== Exercise aim ==
Return each line of the listing below, unchanged, and omit the images.

== Exercise input ==
□ □ □ □ □

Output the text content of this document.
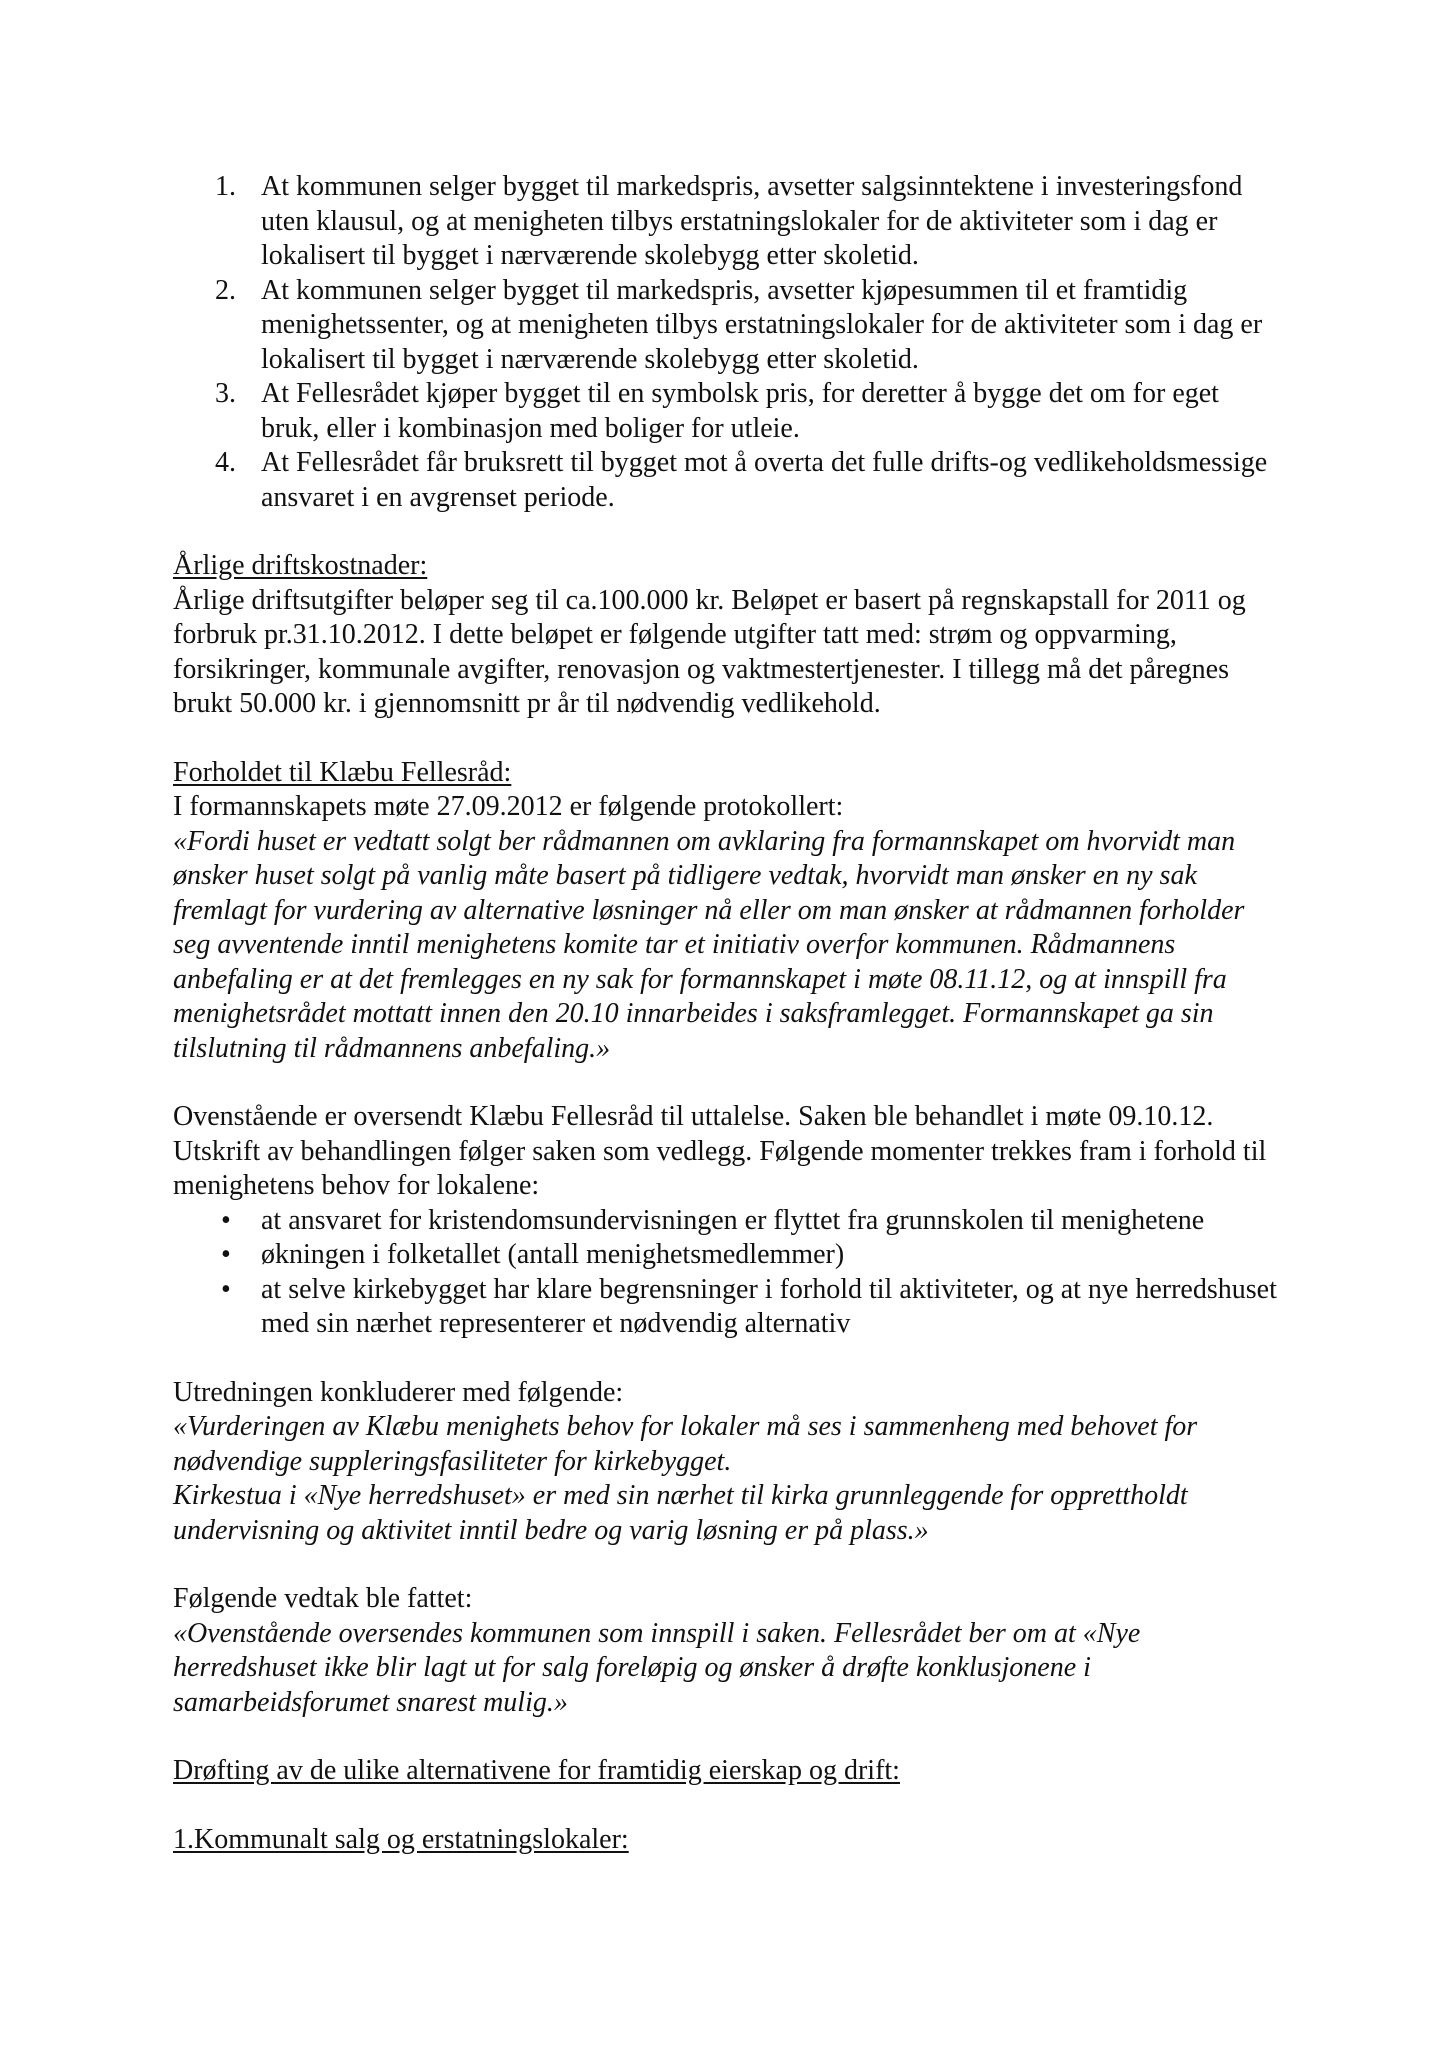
1. At kommunen selger bygget til markedspris, avsetter salgsinntektene i investeringsfond uten klausul, og at menigheten tilbys erstatningslokaler for de aktiviteter som i dag er lokalisert til bygget i nærværende skolebygg etter skoletid.
2. At kommunen selger bygget til markedspris, avsetter kjøpesummen til et framtidig menighetssenter, og at menigheten tilbys erstatningslokaler for de aktiviteter som i dag er lokalisert til bygget i nærværende skolebygg etter skoletid.
3. At Fellesrådet kjøper bygget til en symbolsk pris, for deretter å bygge det om for eget bruk, eller i kombinasjon med boliger for utleie.
4. At Fellesrådet får bruksrett til bygget mot å overta det fulle drifts-og vedlikeholdsmessige ansvaret i en avgrenset periode.

Årlige driftskostnader:

Årlige driftsutgifter beløper seg til ca.100.000 kr. Beløpet er basert på regnskapstall for 2011 og forbruk pr.31.10.2012. I dette beløpet er følgende utgifter tatt med: strøm og oppvarming, forsikringer, kommunale avgifter, renovasjon og vaktmestertjenester. I tillegg må det påregnes brukt 50.000 kr. i gjennomsnitt pr år til nødvendig vedlikehold.

Forholdet til Klæbu Fellesråd:

I formannskapets møte 27.09.2012 er følgende protokollert:

«Fordi huset er vedtatt solgt ber rådmannen om avklaring fra formannskapet om hvorvidt man ønsker huset solgt på vanlig måte basert på tidligere vedtak, hvorvidt man ønsker en ny sak fremlagt for vurdering av alternative løsninger nå eller om man ønsker at rådmannen forholder seg avventende inntil menighetens komite tar et initiativ overfor kommunen. Rådmannens anbefaling er at det fremlegges en ny sak for formannskapet i møte 08.11.12, og at innspill fra menighetsrådet mottatt innen den 20.10 innarbeides i saksframlegget. Formannskapet ga sin tilslutning til rådmannens anbefaling.»

Ovenstående er oversendt Klæbu Fellesråd til uttalelse. Saken ble behandlet i møte 09.10.12. Utskrift av behandlingen følger saken som vedlegg. Følgende momenter trekkes fram i forhold til menighetens behov for lokalene:

• at ansvaret for kristendomsundervisningen er flyttet fra grunnskolen til menighetene
• økningen i folketallet (antall menighetsmedlemmer)
• at selve kirkebygget har klare begrensninger i forhold til aktiviteter, og at nye herredshuset med sin nærhet representerer et nødvendig alternativ

Utredningen konkluderer med følgende:

«Vurderingen av Klæbu menighets behov for lokaler må ses i sammenheng med behovet for nødvendige suppleringsfasiliteter for kirkebygget.

Kirkestua i «Nye herredshuset» er med sin nærhet til kirka grunnleggende for opprettholdt undervisning og aktivitet inntil bedre og varig løsning er på plass.»

Følgende vedtak ble fattet:

«Ovenstående oversendes kommunen som innspill i saken. Fellesrådet ber om at «Nye herredshuset ikke blir lagt ut for salg foreløpig og ønsker å drøfte konklusjonene i samarbeidsforumet snarest mulig.»

Drøfting av de ulike alternativene for framtidig eierskap og drift:

1.Kommunalt salg og erstatningslokaler:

□ □ □ □ □

== Result ==
Output the text content of this document.
1. At kommunen selger bygget til markedspris, avsetter salgsinntektene i investeringsfond uten klausul, og at menigheten tilbys erstatningslokaler for de aktiviteter som i dag er lokalisert til bygget i nærværende skolebygg etter skoletid.
2. At kommunen selger bygget til markedspris, avsetter kjøpesummen til et framtidig menighetssenter, og at menigheten tilbys erstatningslokaler for de aktiviteter som i dag er lokalisert til bygget i nærværende skolebygg etter skoletid.
3. At Fellesrådet kjøper bygget til en symbolsk pris, for deretter å bygge det om for eget bruk, eller i kombinasjon med boliger for utleie.
4. At Fellesrådet får bruksrett til bygget mot å overta det fulle drifts-og vedlikeholdsmessige ansvaret i en avgrenset periode.

Årlige driftskostnader:

Årlige driftsutgifter beløper seg til ca.100.000 kr. Beløpet er basert på regnskapstall for 2011 og forbruk pr.31.10.2012. I dette beløpet er følgende utgifter tatt med: strøm og oppvarming, forsikringer, kommunale avgifter, renovasjon og vaktmestertjenester. I tillegg må det påregnes brukt 50.000 kr. i gjennomsnitt pr år til nødvendig vedlikehold.

Forholdet til Klæbu Fellesråd:

I formannskapets møte 27.09.2012 er følgende protokollert:

«Fordi huset er vedtatt solgt ber rådmannen om avklaring fra formannskapet om hvorvidt man ønsker huset solgt på vanlig måte basert på tidligere vedtak, hvorvidt man ønsker en ny sak fremlagt for vurdering av alternative løsninger nå eller om man ønsker at rådmannen forholder seg avventende inntil menighetens komite tar et initiativ overfor kommunen. Rådmannens anbefaling er at det fremlegges en ny sak for formannskapet i møte 08.11.12, og at innspill fra menighetsrådet mottatt innen den 20.10 innarbeides i saksframlegget. Formannskapet ga sin tilslutning til rådmannens anbefaling.»

Ovenstående er oversendt Klæbu Fellesråd til uttalelse. Saken ble behandlet i møte 09.10.12. Utskrift av behandlingen følger saken som vedlegg. Følgende momenter trekkes fram i forhold til menighetens behov for lokalene:

• at ansvaret for kristendomsundervisningen er flyttet fra grunnskolen til menighetene
• økningen i folketallet (antall menighetsmedlemmer)
• at selve kirkebygget har klare begrensninger i forhold til aktiviteter, og at nye herredshuset med sin nærhet representerer et nødvendig alternativ

Utredningen konkluderer med følgende:

«Vurderingen av Klæbu menighets behov for lokaler må ses i sammenheng med behovet for nødvendige suppleringsfasiliteter for kirkebygget.

Kirkestua i «Nye herredshuset» er med sin nærhet til kirka grunnleggende for opprettholdt undervisning og aktivitet inntil bedre og varig løsning er på plass.»

Følgende vedtak ble fattet:

«Ovenstående oversendes kommunen som innspill i saken. Fellesrådet ber om at «Nye herredshuset ikke blir lagt ut for salg foreløpig og ønsker å drøfte konklusjonene i samarbeidsforumet snarest mulig.»

Drøfting av de ulike alternativene for framtidig eierskap og drift:

1.Kommunalt salg og erstatningslokaler:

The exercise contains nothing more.